(Page content records)
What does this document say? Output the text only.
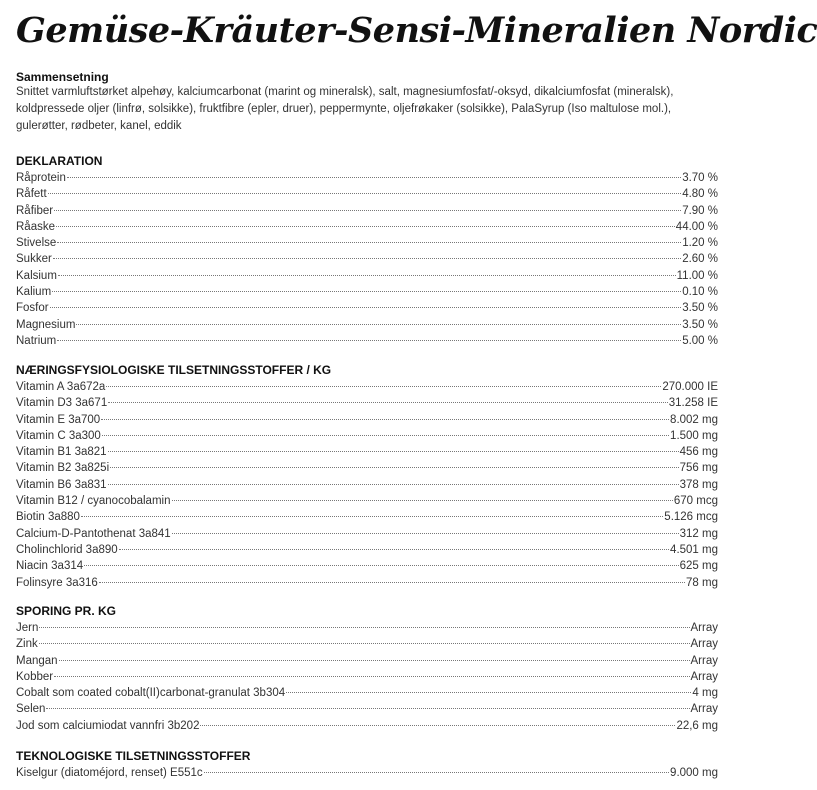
Gemüse-Kräuter-Sensi-Mineralien Nordic

Sammensetning

Snittet varmluftstørket alpehøy, kalciumcarbonat (marint og mineralsk), salt, magnesiumfosfat/-oksyd, dikalciumfosfat (mineralsk), koldpressede oljer (linfrø, solsikke), fruktfibre (epler, druer), peppermynte, oljefrøkaker (solsikke), PalaSyrup (Iso maltulose mol.), gulerøtter, rødbeter, kanel, eddik

DEKLARATION

Råprotein	3.70 %
Råfett	4.80 %
Råfiber	7.90 %
Råaske	44.00 %
Stivelse	1.20 %
Sukker	2.60 %
Kalsium	11.00 %
Kalium	0.10 %
Fosfor	3.50 %
Magnesium	3.50 %
Natrium	5.00 %

NÆRINGSFYSIOLOGISKE TILSETNINGSSTOFFER / KG

Vitamin A 3a672a	270.000 IE
Vitamin D3 3a671	31.258 IE
Vitamin E 3a700	8.002 mg
Vitamin C 3a300	1.500 mg
Vitamin B1 3a821	456 mg
Vitamin B2 3a825i	756 mg
Vitamin B6 3a831	378 mg
Vitamin B12 / cyanocobalamin	670 mcg
Biotin 3a880	5.126 mcg
Calcium-D-Pantothenat 3a841	312 mg
Cholinchlorid 3a890	4.501 mg
Niacin 3a314	625 mg
Folinsyre 3a316	78 mg

SPORING PR. KG

Jern	Array
Zink	Array
Mangan	Array
Kobber	Array
Cobalt som coated cobalt(II)carbonat-granulat 3b304	4 mg
Selen	Array
Jod som calciumiodat vannfri 3b202	22,6 mg

TEKNOLOGISKE TILSETNINGSSTOFFER

Kiselgur (diatoméjord, renset) E551c	9.000 mg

TASK STATEMENT:
Without the pictures, return each entry exactly as given.

ANSWER BOX:
What does this document say? Output the text only.
Gemüse-Kräuter-Sensi-Mineralien Nordic

Sammensetning

Snittet varmluftstørket alpehøy, kalciumcarbonat (marint og mineralsk), salt, magnesiumfosfat/-oksyd, dikalciumfosfat (mineralsk), koldpressede oljer (linfrø, solsikke), fruktfibre (epler, druer), peppermynte, oljefrøkaker (solsikke), PalaSyrup (Iso maltulose mol.), gulerøtter, rødbeter, kanel, eddik

DEKLARATION

Råprotein	3.70 %
Råfett	4.80 %
Råfiber	7.90 %
Råaske	44.00 %
Stivelse	1.20 %
Sukker	2.60 %
Kalsium	11.00 %
Kalium	0.10 %
Fosfor	3.50 %
Magnesium	3.50 %
Natrium	5.00 %

NÆRINGSFYSIOLOGISKE TILSETNINGSSTOFFER / KG

Vitamin A 3a672a	270.000 IE
Vitamin D3 3a671	31.258 IE
Vitamin E 3a700	8.002 mg
Vitamin C 3a300	1.500 mg
Vitamin B1 3a821	456 mg
Vitamin B2 3a825i	756 mg
Vitamin B6 3a831	378 mg
Vitamin B12 / cyanocobalamin	670 mcg
Biotin 3a880	5.126 mcg
Calcium-D-Pantothenat 3a841	312 mg
Cholinchlorid 3a890	4.501 mg
Niacin 3a314	625 mg
Folinsyre 3a316	78 mg

SPORING PR. KG

Jern	Array
Zink	Array
Mangan	Array
Kobber	Array
Cobalt som coated cobalt(II)carbonat-granulat 3b304	4 mg
Selen	Array
Jod som calciumiodat vannfri 3b202	22,6 mg

TEKNOLOGISKE TILSETNINGSSTOFFER

Kiselgur (diatoméjord, renset) E551c	9.000 mg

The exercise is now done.